(Exercise aim)
Report all lines holding "that".

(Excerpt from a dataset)

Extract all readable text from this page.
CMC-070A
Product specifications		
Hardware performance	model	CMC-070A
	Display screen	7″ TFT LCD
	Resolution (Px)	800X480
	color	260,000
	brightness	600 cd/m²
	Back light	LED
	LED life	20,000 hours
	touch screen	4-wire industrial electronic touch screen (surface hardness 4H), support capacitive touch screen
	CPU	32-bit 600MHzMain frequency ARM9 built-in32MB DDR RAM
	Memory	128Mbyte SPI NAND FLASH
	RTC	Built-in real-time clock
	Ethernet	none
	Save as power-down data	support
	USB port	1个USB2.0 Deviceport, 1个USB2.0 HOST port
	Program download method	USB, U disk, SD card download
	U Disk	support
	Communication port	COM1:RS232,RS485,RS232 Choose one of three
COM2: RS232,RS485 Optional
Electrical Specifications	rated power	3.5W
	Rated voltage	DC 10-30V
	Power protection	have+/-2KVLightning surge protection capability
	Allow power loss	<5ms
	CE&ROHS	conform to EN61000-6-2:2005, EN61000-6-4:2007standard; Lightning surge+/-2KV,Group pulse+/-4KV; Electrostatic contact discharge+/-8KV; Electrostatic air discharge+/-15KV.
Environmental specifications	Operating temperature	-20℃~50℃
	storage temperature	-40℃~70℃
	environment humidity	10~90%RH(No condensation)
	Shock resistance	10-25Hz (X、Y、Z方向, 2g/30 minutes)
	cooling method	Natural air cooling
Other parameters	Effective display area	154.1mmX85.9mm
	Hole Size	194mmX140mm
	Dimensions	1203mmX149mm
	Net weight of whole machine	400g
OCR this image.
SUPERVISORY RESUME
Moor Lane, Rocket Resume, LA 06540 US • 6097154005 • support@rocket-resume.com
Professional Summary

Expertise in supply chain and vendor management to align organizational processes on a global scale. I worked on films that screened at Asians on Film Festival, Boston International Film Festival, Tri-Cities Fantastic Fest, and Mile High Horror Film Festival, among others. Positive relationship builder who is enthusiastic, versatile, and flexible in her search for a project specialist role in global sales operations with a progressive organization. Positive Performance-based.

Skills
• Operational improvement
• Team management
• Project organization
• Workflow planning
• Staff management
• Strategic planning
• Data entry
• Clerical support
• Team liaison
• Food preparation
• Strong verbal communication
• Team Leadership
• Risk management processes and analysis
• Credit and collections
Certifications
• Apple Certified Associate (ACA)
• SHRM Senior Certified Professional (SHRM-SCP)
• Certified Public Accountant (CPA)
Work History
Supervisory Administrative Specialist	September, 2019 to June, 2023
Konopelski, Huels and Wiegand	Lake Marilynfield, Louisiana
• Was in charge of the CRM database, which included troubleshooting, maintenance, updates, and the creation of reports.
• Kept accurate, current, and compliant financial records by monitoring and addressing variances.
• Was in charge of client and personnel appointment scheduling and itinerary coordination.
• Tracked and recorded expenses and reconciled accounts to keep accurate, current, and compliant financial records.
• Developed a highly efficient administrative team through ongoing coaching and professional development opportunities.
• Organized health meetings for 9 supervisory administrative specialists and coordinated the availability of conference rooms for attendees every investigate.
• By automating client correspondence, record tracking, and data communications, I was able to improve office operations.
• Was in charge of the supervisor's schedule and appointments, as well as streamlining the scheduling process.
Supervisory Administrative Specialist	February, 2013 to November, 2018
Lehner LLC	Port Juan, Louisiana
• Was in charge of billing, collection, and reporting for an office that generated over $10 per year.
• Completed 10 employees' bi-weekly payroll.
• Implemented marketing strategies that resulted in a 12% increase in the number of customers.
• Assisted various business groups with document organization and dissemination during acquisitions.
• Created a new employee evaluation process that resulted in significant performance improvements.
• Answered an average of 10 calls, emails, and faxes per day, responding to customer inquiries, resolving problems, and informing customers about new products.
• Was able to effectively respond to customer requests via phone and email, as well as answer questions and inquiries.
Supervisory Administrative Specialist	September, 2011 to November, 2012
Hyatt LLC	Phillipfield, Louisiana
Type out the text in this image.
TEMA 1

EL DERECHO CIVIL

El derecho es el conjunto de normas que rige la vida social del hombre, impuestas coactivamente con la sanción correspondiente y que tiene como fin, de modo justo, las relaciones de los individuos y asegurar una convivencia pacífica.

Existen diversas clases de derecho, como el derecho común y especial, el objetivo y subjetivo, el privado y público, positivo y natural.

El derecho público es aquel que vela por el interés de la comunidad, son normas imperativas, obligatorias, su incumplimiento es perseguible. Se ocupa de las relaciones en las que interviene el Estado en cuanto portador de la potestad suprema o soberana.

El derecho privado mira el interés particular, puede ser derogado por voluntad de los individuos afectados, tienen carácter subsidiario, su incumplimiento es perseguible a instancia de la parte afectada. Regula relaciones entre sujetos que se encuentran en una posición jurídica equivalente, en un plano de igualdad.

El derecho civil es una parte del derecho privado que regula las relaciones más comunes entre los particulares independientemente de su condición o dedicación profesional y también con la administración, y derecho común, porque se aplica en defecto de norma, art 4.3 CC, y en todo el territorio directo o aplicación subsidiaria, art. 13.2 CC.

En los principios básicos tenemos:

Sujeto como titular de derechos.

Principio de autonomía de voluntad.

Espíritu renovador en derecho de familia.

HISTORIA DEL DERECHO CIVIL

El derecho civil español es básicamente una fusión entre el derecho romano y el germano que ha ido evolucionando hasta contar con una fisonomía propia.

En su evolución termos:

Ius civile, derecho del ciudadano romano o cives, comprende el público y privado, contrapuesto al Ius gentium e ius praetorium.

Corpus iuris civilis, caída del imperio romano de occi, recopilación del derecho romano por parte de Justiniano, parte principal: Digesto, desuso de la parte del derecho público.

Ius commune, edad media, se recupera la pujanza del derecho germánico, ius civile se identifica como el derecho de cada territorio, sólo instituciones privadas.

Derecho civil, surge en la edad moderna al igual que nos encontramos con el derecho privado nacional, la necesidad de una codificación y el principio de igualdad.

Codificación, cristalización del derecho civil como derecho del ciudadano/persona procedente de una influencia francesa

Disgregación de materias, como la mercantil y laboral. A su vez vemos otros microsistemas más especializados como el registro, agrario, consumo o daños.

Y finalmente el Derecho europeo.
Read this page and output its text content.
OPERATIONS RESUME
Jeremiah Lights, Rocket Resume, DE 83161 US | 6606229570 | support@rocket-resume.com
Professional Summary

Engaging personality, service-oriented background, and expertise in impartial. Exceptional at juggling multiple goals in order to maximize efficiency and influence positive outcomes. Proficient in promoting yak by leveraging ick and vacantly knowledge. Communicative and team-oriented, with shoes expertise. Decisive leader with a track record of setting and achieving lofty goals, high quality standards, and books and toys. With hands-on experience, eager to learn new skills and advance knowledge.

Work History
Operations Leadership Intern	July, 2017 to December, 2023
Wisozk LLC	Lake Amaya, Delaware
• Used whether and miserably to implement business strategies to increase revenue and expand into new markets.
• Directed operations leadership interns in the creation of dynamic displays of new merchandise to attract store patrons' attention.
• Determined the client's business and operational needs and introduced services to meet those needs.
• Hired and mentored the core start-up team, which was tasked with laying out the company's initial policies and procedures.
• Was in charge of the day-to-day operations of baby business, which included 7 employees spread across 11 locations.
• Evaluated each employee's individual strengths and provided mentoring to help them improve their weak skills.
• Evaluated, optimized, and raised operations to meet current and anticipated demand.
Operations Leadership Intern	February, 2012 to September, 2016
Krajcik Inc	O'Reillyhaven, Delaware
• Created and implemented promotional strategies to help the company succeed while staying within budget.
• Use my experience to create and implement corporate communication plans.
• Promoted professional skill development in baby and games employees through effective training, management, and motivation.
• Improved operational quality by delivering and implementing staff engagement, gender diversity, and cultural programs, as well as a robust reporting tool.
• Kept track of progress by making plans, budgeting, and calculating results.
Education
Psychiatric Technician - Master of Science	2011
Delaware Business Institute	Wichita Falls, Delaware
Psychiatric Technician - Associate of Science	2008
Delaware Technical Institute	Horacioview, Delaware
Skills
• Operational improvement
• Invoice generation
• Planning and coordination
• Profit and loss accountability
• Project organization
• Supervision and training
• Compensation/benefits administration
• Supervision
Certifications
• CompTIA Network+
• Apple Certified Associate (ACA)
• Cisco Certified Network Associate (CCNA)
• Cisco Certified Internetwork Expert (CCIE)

(Expected output)
Expertise in supply chain and vendor management to align organizational processes on a global scale. I worked on films that screened at Asians on Film Festival, Boston International Film Festival, Tri-Cities Fantastic Fest, and Mile High Horror Film Festival, among others. Positive relationship builder who is enthusiastic, versatile, and flexible in her search for a project specialist role in global sales operations with a progressive organization. Positive Performance-based.
• Was in charge of billing, collection, and reporting for an office that generated over $10 per year.
• Implemented marketing strategies that resulted in a 12% increase in the number of customers.
• Created a new employee evaluation process that resulted in significant performance improvements.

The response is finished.